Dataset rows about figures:
·····

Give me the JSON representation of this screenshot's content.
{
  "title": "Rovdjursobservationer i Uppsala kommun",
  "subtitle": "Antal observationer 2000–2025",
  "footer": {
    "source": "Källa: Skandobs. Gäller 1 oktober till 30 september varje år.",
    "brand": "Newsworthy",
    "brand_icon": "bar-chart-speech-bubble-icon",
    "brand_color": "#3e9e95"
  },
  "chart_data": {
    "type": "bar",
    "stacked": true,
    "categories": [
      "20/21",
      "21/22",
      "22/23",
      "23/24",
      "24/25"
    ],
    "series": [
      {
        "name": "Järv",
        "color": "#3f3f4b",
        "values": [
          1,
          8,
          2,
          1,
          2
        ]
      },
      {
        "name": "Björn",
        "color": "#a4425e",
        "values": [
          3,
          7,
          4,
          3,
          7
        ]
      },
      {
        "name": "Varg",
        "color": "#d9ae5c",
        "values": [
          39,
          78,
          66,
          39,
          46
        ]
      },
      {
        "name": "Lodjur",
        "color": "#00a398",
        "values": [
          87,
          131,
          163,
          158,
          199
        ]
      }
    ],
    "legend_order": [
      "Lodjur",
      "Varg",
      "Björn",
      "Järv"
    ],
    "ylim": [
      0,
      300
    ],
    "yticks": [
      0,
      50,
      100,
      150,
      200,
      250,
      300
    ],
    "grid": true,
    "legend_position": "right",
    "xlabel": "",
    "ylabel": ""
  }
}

·····

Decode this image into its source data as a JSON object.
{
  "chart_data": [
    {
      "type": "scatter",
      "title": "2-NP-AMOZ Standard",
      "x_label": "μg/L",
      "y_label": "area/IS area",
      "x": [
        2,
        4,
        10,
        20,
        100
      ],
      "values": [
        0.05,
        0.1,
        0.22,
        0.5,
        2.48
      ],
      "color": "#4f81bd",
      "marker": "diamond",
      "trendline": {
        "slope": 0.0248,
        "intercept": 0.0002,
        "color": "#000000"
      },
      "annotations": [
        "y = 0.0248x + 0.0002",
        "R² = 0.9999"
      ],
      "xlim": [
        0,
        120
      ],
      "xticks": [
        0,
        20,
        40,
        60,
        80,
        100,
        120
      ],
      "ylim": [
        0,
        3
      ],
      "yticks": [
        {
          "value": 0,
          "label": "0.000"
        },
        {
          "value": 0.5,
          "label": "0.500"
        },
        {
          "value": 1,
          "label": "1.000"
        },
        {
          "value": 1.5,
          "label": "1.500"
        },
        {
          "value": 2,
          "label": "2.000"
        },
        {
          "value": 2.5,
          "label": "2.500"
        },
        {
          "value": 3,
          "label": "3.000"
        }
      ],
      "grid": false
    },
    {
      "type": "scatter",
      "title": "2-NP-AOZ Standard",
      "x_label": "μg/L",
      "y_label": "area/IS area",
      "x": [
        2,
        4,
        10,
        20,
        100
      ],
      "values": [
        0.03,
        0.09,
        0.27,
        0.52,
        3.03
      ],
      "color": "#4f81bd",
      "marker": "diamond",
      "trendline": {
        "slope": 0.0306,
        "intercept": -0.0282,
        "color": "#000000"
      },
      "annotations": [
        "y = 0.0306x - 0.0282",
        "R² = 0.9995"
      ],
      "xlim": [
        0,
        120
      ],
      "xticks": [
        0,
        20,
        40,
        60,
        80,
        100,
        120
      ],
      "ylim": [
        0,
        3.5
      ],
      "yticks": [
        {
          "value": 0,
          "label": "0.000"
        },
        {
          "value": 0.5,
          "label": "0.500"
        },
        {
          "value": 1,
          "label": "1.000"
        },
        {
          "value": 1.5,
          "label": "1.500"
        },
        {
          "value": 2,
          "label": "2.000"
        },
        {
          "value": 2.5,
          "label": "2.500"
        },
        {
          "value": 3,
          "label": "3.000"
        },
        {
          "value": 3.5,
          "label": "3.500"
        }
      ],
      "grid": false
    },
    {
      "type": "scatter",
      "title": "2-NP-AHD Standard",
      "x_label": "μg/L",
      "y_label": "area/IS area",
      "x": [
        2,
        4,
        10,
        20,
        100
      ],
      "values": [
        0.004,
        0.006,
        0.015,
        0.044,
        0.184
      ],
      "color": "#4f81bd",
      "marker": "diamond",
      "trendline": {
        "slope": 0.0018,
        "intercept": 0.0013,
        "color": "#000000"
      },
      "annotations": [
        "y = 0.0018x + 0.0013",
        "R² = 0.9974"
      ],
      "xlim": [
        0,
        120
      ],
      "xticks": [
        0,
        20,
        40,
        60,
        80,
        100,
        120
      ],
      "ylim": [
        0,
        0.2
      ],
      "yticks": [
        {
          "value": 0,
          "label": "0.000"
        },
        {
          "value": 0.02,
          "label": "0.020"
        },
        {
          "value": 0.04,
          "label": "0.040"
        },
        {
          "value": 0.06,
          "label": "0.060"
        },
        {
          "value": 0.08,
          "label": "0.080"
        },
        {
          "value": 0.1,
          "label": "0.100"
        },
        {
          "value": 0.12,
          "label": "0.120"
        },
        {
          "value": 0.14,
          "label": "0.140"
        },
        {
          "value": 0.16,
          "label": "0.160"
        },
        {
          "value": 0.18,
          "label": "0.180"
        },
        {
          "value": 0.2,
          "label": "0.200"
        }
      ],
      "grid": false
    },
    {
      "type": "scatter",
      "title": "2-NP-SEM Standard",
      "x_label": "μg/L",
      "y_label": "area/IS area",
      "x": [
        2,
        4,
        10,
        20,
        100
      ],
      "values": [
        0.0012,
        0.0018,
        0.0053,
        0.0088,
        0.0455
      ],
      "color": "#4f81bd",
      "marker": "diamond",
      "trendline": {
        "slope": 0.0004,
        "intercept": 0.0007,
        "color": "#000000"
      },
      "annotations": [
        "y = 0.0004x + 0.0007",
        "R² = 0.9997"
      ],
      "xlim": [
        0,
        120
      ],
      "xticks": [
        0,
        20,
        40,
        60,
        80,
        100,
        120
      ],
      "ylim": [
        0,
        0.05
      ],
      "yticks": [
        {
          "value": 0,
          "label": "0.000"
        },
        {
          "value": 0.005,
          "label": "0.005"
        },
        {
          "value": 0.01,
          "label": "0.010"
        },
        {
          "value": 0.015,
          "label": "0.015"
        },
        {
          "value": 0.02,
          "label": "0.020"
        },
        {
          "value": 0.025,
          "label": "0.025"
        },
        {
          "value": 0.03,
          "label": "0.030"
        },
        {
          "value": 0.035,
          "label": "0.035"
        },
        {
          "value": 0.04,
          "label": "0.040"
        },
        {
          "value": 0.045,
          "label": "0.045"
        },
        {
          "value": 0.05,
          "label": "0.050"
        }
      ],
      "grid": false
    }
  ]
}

·····

### Exercise task
Read the entries and show each line that mentions "JSON".

### Result of this exercise
Give me the JSON representation of this screenshot's content.
Decode this image into its source data as a JSON object.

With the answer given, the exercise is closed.